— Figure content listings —
(begin)
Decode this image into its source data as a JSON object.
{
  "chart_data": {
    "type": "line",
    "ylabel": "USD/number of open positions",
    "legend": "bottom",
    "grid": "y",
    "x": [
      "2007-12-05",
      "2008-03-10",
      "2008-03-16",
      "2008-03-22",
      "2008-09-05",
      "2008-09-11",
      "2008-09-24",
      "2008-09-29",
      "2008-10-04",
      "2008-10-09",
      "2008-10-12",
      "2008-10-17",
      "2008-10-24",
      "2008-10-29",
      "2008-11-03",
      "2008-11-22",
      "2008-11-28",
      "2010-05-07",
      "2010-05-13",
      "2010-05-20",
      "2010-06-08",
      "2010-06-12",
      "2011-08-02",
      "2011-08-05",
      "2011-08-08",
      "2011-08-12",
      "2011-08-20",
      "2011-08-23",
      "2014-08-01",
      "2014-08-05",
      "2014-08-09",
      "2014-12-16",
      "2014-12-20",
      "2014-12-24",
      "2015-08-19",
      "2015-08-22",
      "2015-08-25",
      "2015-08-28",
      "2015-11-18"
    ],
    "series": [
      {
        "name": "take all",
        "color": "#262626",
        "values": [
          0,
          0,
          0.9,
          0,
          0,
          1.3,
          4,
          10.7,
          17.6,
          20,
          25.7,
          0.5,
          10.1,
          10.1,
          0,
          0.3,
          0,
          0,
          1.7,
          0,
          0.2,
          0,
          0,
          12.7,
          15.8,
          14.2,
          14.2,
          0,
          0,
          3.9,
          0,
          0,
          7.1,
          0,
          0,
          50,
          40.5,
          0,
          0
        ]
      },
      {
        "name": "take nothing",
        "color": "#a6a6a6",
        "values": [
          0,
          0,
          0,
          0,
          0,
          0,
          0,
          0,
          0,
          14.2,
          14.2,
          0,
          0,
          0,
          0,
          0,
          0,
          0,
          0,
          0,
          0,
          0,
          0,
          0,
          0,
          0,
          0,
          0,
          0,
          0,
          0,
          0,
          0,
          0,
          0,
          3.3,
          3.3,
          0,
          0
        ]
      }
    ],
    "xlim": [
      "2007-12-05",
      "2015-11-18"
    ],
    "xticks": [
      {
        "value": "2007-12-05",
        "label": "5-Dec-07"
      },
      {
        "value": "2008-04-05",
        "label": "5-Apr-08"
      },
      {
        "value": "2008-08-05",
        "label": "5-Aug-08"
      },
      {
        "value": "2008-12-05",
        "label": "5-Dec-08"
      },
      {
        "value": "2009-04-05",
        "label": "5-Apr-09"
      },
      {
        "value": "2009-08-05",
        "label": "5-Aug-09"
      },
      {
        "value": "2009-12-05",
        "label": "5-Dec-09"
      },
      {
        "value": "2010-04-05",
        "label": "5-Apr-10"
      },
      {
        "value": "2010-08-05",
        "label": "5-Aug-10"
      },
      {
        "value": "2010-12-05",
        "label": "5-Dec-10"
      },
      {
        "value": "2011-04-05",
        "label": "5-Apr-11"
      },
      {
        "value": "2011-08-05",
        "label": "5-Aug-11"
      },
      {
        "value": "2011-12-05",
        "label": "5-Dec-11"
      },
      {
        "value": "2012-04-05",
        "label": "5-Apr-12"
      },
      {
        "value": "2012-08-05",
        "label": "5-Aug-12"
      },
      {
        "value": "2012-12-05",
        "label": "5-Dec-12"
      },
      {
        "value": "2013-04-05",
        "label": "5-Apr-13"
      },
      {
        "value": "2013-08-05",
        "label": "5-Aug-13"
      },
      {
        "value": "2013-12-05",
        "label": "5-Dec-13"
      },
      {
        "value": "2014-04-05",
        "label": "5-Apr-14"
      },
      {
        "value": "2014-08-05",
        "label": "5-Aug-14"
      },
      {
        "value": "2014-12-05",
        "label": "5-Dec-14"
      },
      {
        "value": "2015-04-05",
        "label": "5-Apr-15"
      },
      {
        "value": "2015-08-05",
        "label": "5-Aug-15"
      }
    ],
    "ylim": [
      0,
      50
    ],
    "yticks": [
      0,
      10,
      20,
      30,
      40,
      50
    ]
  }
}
(end)
— PROBLEM TO WORK ON —
Transcribe the material above in its entirety. Match it exactly.

— RESULT FOR THIS EXERCISE —
Decode this image into its source data as a JSON object.
{
  "chart_data": {
    "type": "line",
    "ylabel": "USD/number of open positions",
    "legend": "bottom",
    "grid": "y",
    "x": [
      "2007-12-05",
      "2008-03-10",
      "2008-03-16",
      "2008-03-22",
      "2008-09-05",
      "2008-09-11",
      "2008-09-24",
      "2008-09-29",
      "2008-10-04",
      "2008-10-09",
      "2008-10-12",
      "2008-10-17",
      "2008-10-24",
      "2008-10-29",
      "2008-11-03",
      "2008-11-22",
      "2008-11-28",
      "2010-05-07",
      "2010-05-13",
      "2010-05-20",
      "2010-06-08",
      "2010-06-12",
      "2011-08-02",
      "2011-08-05",
      "2011-08-08",
      "2011-08-12",
      "2011-08-20",
      "2011-08-23",
      "2014-08-01",
      "2014-08-05",
      "2014-08-09",
      "2014-12-16",
      "2014-12-20",
      "2014-12-24",
      "2015-08-19",
      "2015-08-22",
      "2015-08-25",
      "2015-08-28",
      "2015-11-18"
    ],
    "series": [
      {
        "name": "take all",
        "color": "#262626",
        "values": [
          0,
          0,
          0.9,
          0,
          0,
          1.3,
          4,
          10.7,
          17.6,
          20,
          25.7,
          0.5,
          10.1,
          10.1,
          0,
          0.3,
          0,
          0,
          1.7,
          0,
          0.2,
          0,
          0,
          12.7,
          15.8,
          14.2,
          14.2,
          0,
          0,
          3.9,
          0,
          0,
          7.1,
          0,
          0,
          50,
          40.5,
          0,
          0
        ]
      },
      {
        "name": "take nothing",
        "color": "#a6a6a6",
        "values": [
          0,
          0,
          0,
          0,
          0,
          0,
          0,
          0,
          0,
          14.2,
          14.2,
          0,
          0,
          0,
          0,
          0,
          0,
          0,
          0,
          0,
          0,
          0,
          0,
          0,
          0,
          0,
          0,
          0,
          0,
          0,
          0,
          0,
          0,
          0,
          0,
          3.3,
          3.3,
          0,
          0
        ]
      }
    ],
    "xlim": [
      "2007-12-05",
      "2015-11-18"
    ],
    "xticks": [
      {
        "value": "2007-12-05",
        "label": "5-Dec-07"
      },
      {
        "value": "2008-04-05",
        "label": "5-Apr-08"
      },
      {
        "value": "2008-08-05",
        "label": "5-Aug-08"
      },
      {
        "value": "2008-12-05",
        "label": "5-Dec-08"
      },
      {
        "value": "2009-04-05",
        "label": "5-Apr-09"
      },
      {
        "value": "2009-08-05",
        "label": "5-Aug-09"
      },
      {
        "value": "2009-12-05",
        "label": "5-Dec-09"
      },
      {
        "value": "2010-04-05",
        "label": "5-Apr-10"
      },
      {
        "value": "2010-08-05",
        "label": "5-Aug-10"
      },
      {
        "value": "2010-12-05",
        "label": "5-Dec-10"
      },
      {
        "value": "2011-04-05",
        "label": "5-Apr-11"
      },
      {
        "value": "2011-08-05",
        "label": "5-Aug-11"
      },
      {
        "value": "2011-12-05",
        "label": "5-Dec-11"
      },
      {
        "value": "2012-04-05",
        "label": "5-Apr-12"
      },
      {
        "value": "2012-08-05",
        "label": "5-Aug-12"
      },
      {
        "value": "2012-12-05",
        "label": "5-Dec-12"
      },
      {
        "value": "2013-04-05",
        "label": "5-Apr-13"
      },
      {
        "value": "2013-08-05",
        "label": "5-Aug-13"
      },
      {
        "value": "2013-12-05",
        "label": "5-Dec-13"
      },
      {
        "value": "2014-04-05",
        "label": "5-Apr-14"
      },
      {
        "value": "2014-08-05",
        "label": "5-Aug-14"
      },
      {
        "value": "2014-12-05",
        "label": "5-Dec-14"
      },
      {
        "value": "2015-04-05",
        "label": "5-Apr-15"
      },
      {
        "value": "2015-08-05",
        "label": "5-Aug-15"
      }
    ],
    "ylim": [
      0,
      50
    ],
    "yticks": [
      0,
      10,
      20,
      30,
      40,
      50
    ]
  }
}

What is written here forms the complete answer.